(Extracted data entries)
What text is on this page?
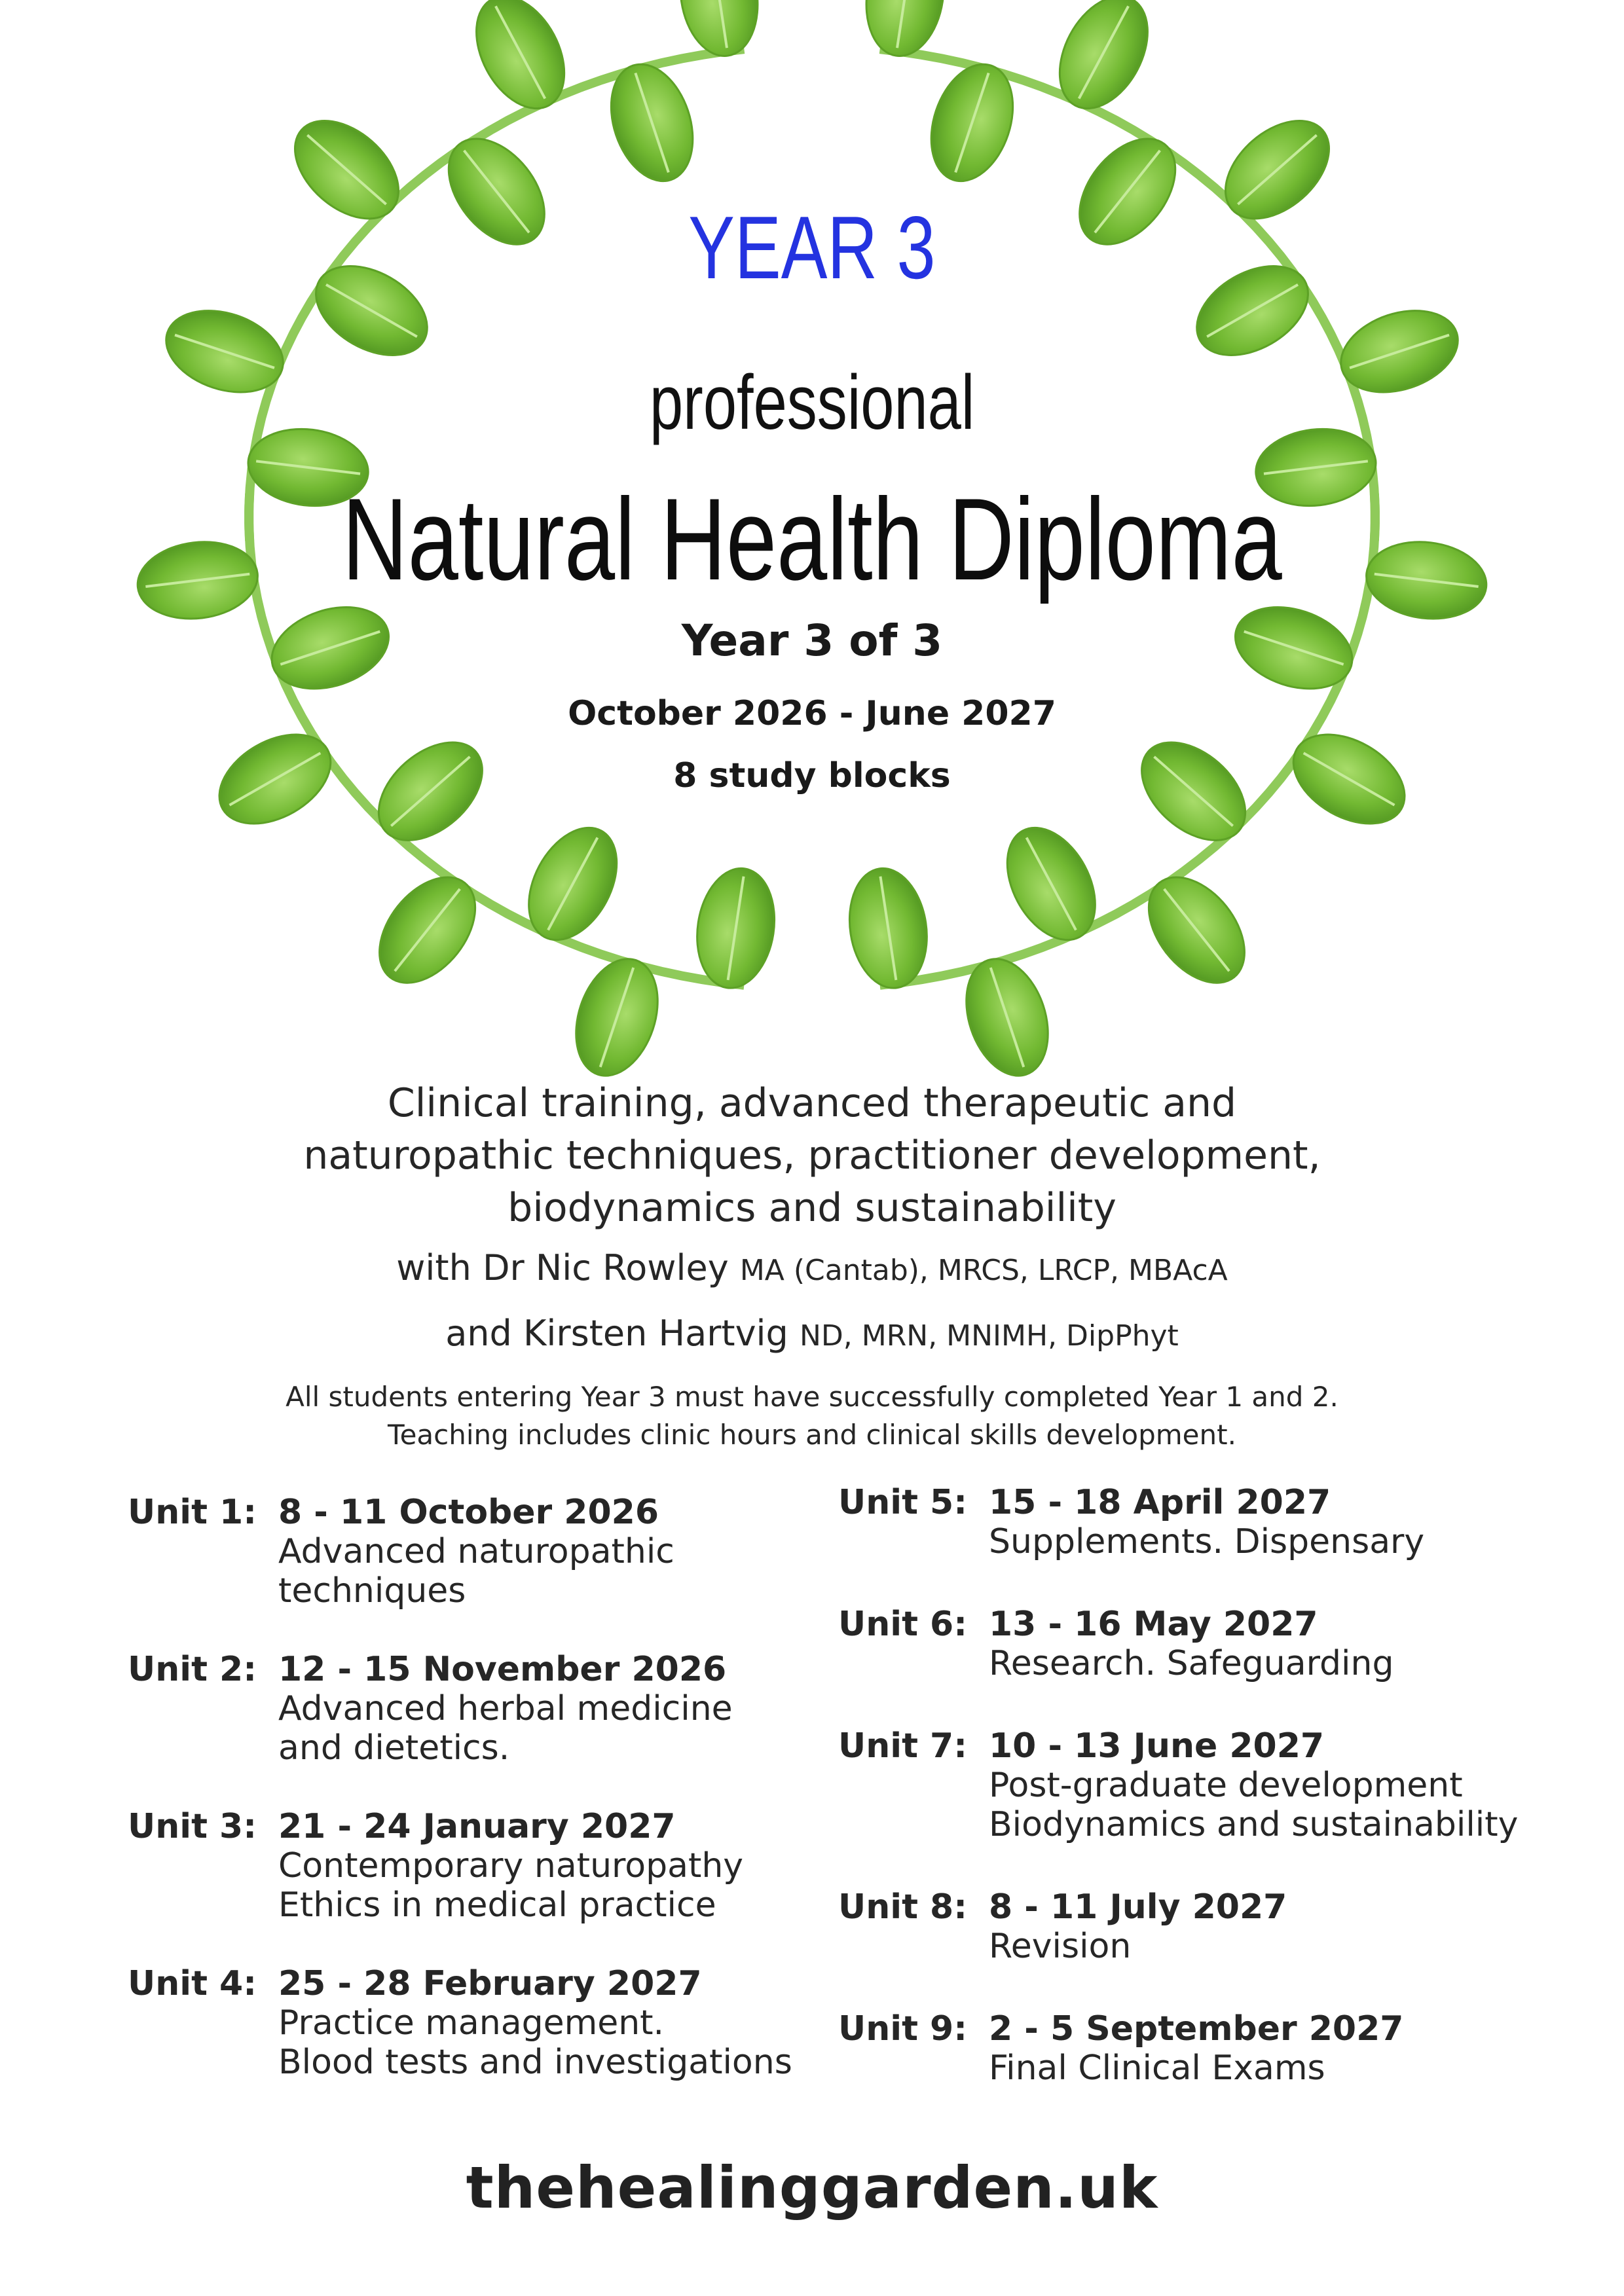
YEAR 3
professional
Natural Health Diploma
Year 3 of 3
October 2026 - June 2027
8 study blocks
Clinical training, advanced therapeutic and
naturopathic techniques, practitioner development,
biodynamics and sustainability
with Dr Nic Rowley MA (Cantab), MRCS, LRCP, MBAcA
and Kirsten Hartvig ND, MRN, MNIMH, DipPhyt
All students entering Year 3 must have successfully completed Year 1 and 2.
Teaching includes clinic hours and clinical skills development.
Unit 1: 8 - 11 October 2026
Advanced naturopathic
techniques
Unit 2: 12 - 15 November 2026
Advanced herbal medicine
and dietetics.
Unit 3: 21 - 24 January 2027
Contemporary naturopathy
Ethics in medical practice
Unit 4: 25 - 28 February 2027
Practice management.
Blood tests and investigations
Unit 5: 15 - 18 April 2027
Supplements. Dispensary
Unit 6: 13 - 16 May 2027
Research. Safeguarding
Unit 7: 10 - 13 June 2027
Post-graduate development
Biodynamics and sustainability
Unit 8: 8 - 11 July 2027
Revision
Unit 9: 2 - 5 September 2027
Final Clinical Exams
thehealinggarden.uk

> **Do this**: Replicate the material above verbatim; images stay out of the copy.

> **Written response**:
What text is on this page?
YEAR 3
professional
Natural Health Diploma
Year 3 of 3
October 2026 - June 2027
8 study blocks
Clinical training, advanced therapeutic and
naturopathic techniques, practitioner development,
biodynamics and sustainability
with Dr Nic Rowley MA (Cantab), MRCS, LRCP, MBAcA
and Kirsten Hartvig ND, MRN, MNIMH, DipPhyt
All students entering Year 3 must have successfully completed Year 1 and 2.
Teaching includes clinic hours and clinical skills development.
Unit 1: 8 - 11 October 2026
Advanced naturopathic
techniques
Unit 2: 12 - 15 November 2026
Advanced herbal medicine
and dietetics.
Unit 3: 21 - 24 January 2027
Contemporary naturopathy
Ethics in medical practice
Unit 4: 25 - 28 February 2027
Practice management.
Blood tests and investigations
Unit 5: 15 - 18 April 2027
Supplements. Dispensary
Unit 6: 13 - 16 May 2027
Research. Safeguarding
Unit 7: 10 - 13 June 2027
Post-graduate development
Biodynamics and sustainability
Unit 8: 8 - 11 July 2027
Revision
Unit 9: 2 - 5 September 2027
Final Clinical Exams
thehealinggarden.uk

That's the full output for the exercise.